Collected data entries
+ + +
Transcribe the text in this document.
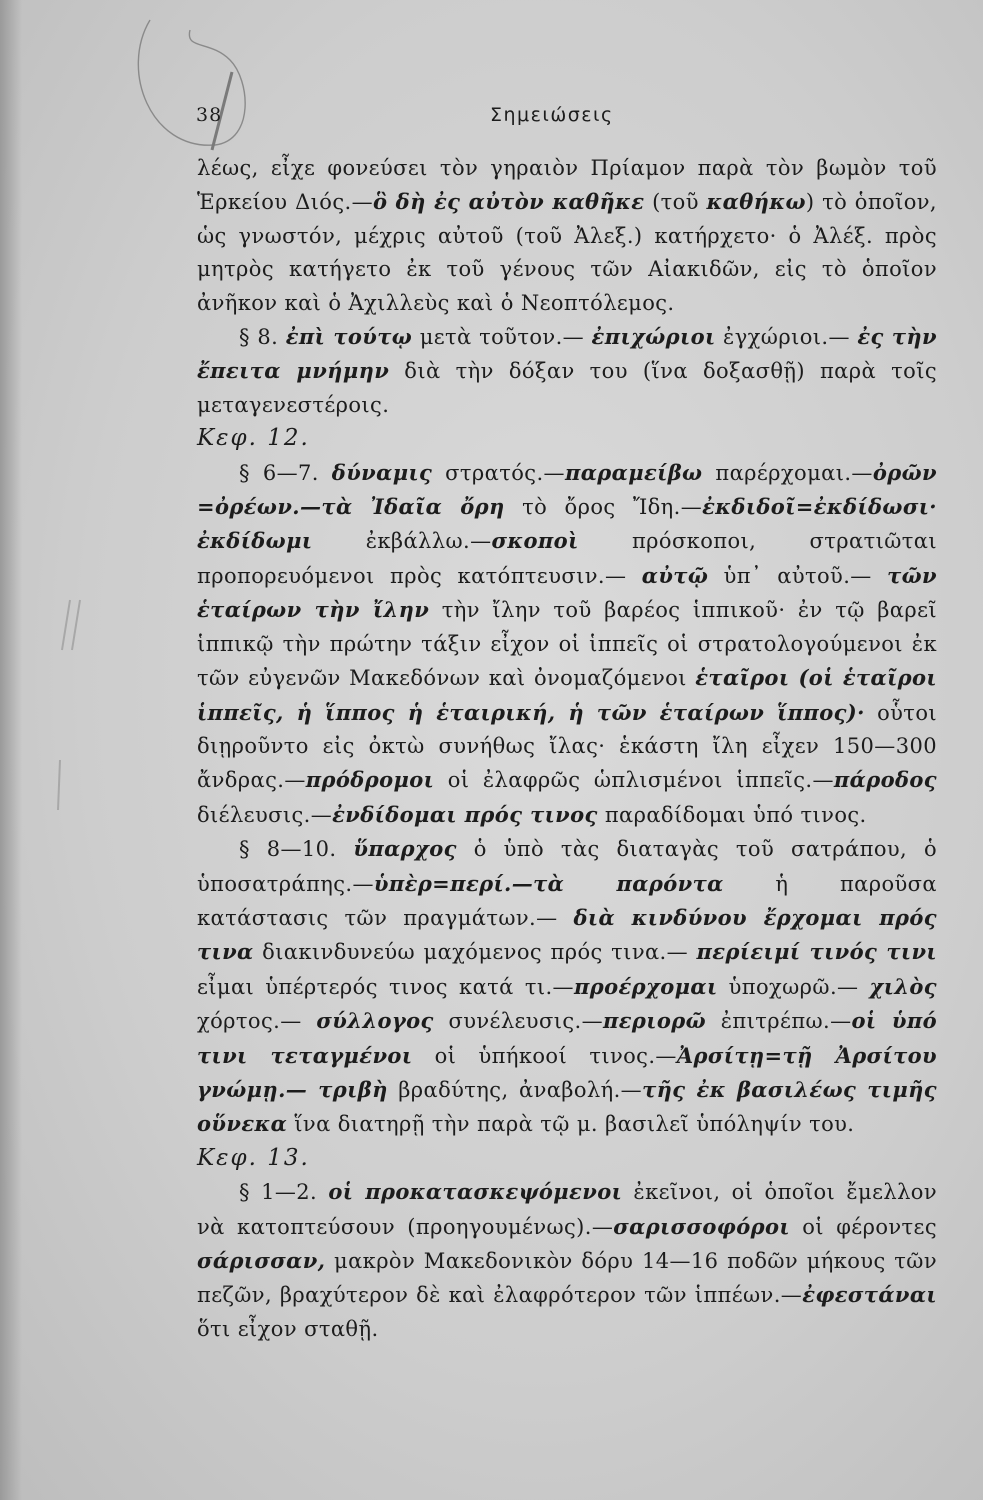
38	Σημειώσεις

λέως, εἶχε φονεύσει τὸν γηραιὸν Πρίαμον παρὰ τὸν βωμὸν τοῦ Ἑρκείου Διός.—ὃ δὴ ἐς αὐτὸν καθῆκε (τοῦ καθήκω) τὸ ὁποῖον, ὡς γνωστόν, μέχρις αὐτοῦ (τοῦ Ἀλεξ.) κατήρχετο· ὁ Ἀλέξ. πρὸς μητρὸς κατήγετο ἐκ τοῦ γένους τῶν Αἰακιδῶν, εἰς τὸ ὁποῖον ἀνῆκον καὶ ὁ Ἀχιλλεὺς καὶ ὁ Νεοπτόλεμος.

§ 8. ἐπὶ τούτῳ μετὰ τοῦτον.— ἐπιχώριοι ἐγχώριοι.— ἐς τὴν ἔπειτα μνήμην διὰ τὴν δόξαν του (ἵνα δοξασθῇ) παρὰ τοῖς μεταγενεστέροις.

Κεφ. 12.

§ 6—7. δύναμις στρατός.—παραμείβω παρέρχομαι.—ὀρῶν =ὀρέων.—τὰ Ἰδαῖα ὄρη τὸ ὄρος Ἴδη.—ἐκδιδοῖ=ἐκδίδωσι· ἐκδίδωμι ἐκβάλλω.—σκοποὶ πρόσκοποι, στρατιῶται προπορευόμενοι πρὸς κατόπτευσιν.— αὐτῷ ὑπ᾿ αὐτοῦ.— τῶν ἑταίρων τὴν ἴλην τὴν ἴλην τοῦ βαρέος ἱππικοῦ· ἐν τῷ βαρεῖ ἱππικῷ τὴν πρώτην τάξιν εἶχον οἱ ἱππεῖς οἱ στρατολογούμενοι ἐκ τῶν εὐγενῶν Μακεδόνων καὶ ὀνομαζόμενοι ἑταῖροι (οἱ ἑταῖροι ἱππεῖς, ἡ ἵππος ἡ ἑταιρική, ἡ τῶν ἑταίρων ἵππος)· οὗτοι διῃροῦντο εἰς ὀκτὼ συνήθως ἴλας· ἑκάστη ἴλη εἶχεν 150—300 ἄνδρας.—πρόδρομοι οἱ ἐλαφρῶς ὡπλισμένοι ἱππεῖς.—πάροδος διέλευσις.—ἐνδίδομαι πρός τινος παραδίδομαι ὑπό τινος.

§ 8—10. ὕπαρχος ὁ ὑπὸ τὰς διαταγὰς τοῦ σατράπου, ὁ ὑποσατράπης.—ὑπὲρ=περί.—τὰ παρόντα ἡ παροῦσα κατάστασις τῶν πραγμάτων.— διὰ κινδύνου ἔρχομαι πρός τινα διακινδυνεύω μαχόμενος πρός τινα.— περίειμί τινός τινι εἶμαι ὑπέρτερός τινος κατά τι.—προέρχομαι ὑποχωρῶ.— χιλὸς χόρτος.— σύλλογος συνέλευσις.—περιορῶ ἐπιτρέπω.—οἱ ὑπό τινι τεταγμένοι οἱ ὑπήκοοί τινος.—Ἀρσίτῃ=τῇ Ἀρσίτου γνώμῃ.— τριβὴ βραδύτης, ἀναβολή.—τῆς ἐκ βασιλέως τιμῆς οὕνεκα ἵνα διατηρῇ τὴν παρὰ τῷ μ. βασιλεῖ ὑπόληψίν του.

Κεφ. 13.

§ 1—2. οἱ προκατασκεψόμενοι ἐκεῖνοι, οἱ ὁποῖοι ἔμελλον νὰ κατοπτεύσουν (προηγουμένως).—σαρισσοφόροι οἱ φέροντες σάρισσαν, μακρὸν Μακεδονικὸν δόρυ 14—16 ποδῶν μήκους τῶν πεζῶν, βραχύτερον δὲ καὶ ἐλαφρότερον τῶν ἱππέων.—ἐφεστάναι ὅτι εἶχον σταθῇ.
+ + +
Copy the entries exactly. Leave out the images.

Transcribe the text in this document.
38	Σημειώσεις

λέως, εἶχε φονεύσει τὸν γηραιὸν Πρίαμον παρὰ τὸν βωμὸν τοῦ Ἑρκείου Διός.—ὃ δὴ ἐς αὐτὸν καθῆκε (τοῦ καθήκω) τὸ ὁποῖον, ὡς γνωστόν, μέχρις αὐτοῦ (τοῦ Ἀλεξ.) κατήρχετο· ὁ Ἀλέξ. πρὸς μητρὸς κατήγετο ἐκ τοῦ γένους τῶν Αἰακιδῶν, εἰς τὸ ὁποῖον ἀνῆκον καὶ ὁ Ἀχιλλεὺς καὶ ὁ Νεοπτόλεμος.

§ 8. ἐπὶ τούτῳ μετὰ τοῦτον.— ἐπιχώριοι ἐγχώριοι.— ἐς τὴν ἔπειτα μνήμην διὰ τὴν δόξαν του (ἵνα δοξασθῇ) παρὰ τοῖς μεταγενεστέροις.

Κεφ. 12.

§ 6—7. δύναμις στρατός.—παραμείβω παρέρχομαι.—ὀρῶν =ὀρέων.—τὰ Ἰδαῖα ὄρη τὸ ὄρος Ἴδη.—ἐκδιδοῖ=ἐκδίδωσι· ἐκδίδωμι ἐκβάλλω.—σκοποὶ πρόσκοποι, στρατιῶται προπορευόμενοι πρὸς κατόπτευσιν.— αὐτῷ ὑπ᾿ αὐτοῦ.— τῶν ἑταίρων τὴν ἴλην τὴν ἴλην τοῦ βαρέος ἱππικοῦ· ἐν τῷ βαρεῖ ἱππικῷ τὴν πρώτην τάξιν εἶχον οἱ ἱππεῖς οἱ στρατολογούμενοι ἐκ τῶν εὐγενῶν Μακεδόνων καὶ ὀνομαζόμενοι ἑταῖροι (οἱ ἑταῖροι ἱππεῖς, ἡ ἵππος ἡ ἑταιρική, ἡ τῶν ἑταίρων ἵππος)· οὗτοι διῃροῦντο εἰς ὀκτὼ συνήθως ἴλας· ἑκάστη ἴλη εἶχεν 150—300 ἄνδρας.—πρόδρομοι οἱ ἐλαφρῶς ὡπλισμένοι ἱππεῖς.—πάροδος διέλευσις.—ἐνδίδομαι πρός τινος παραδίδομαι ὑπό τινος.

§ 8—10. ὕπαρχος ὁ ὑπὸ τὰς διαταγὰς τοῦ σατράπου, ὁ ὑποσατράπης.—ὑπὲρ=περί.—τὰ παρόντα ἡ παροῦσα κατάστασις τῶν πραγμάτων.— διὰ κινδύνου ἔρχομαι πρός τινα διακινδυνεύω μαχόμενος πρός τινα.— περίειμί τινός τινι εἶμαι ὑπέρτερός τινος κατά τι.—προέρχομαι ὑποχωρῶ.— χιλὸς χόρτος.— σύλλογος συνέλευσις.—περιορῶ ἐπιτρέπω.—οἱ ὑπό τινι τεταγμένοι οἱ ὑπήκοοί τινος.—Ἀρσίτῃ=τῇ Ἀρσίτου γνώμῃ.— τριβὴ βραδύτης, ἀναβολή.—τῆς ἐκ βασιλέως τιμῆς οὕνεκα ἵνα διατηρῇ τὴν παρὰ τῷ μ. βασιλεῖ ὑπόληψίν του.

Κεφ. 13.

§ 1—2. οἱ προκατασκεψόμενοι ἐκεῖνοι, οἱ ὁποῖοι ἔμελλον νὰ κατοπτεύσουν (προηγουμένως).—σαρισσοφόροι οἱ φέροντες σάρισσαν, μακρὸν Μακεδονικὸν δόρυ 14—16 ποδῶν μήκους τῶν πεζῶν, βραχύτερον δὲ καὶ ἐλαφρότερον τῶν ἱππέων.—ἐφεστάναι ὅτι εἶχον σταθῇ.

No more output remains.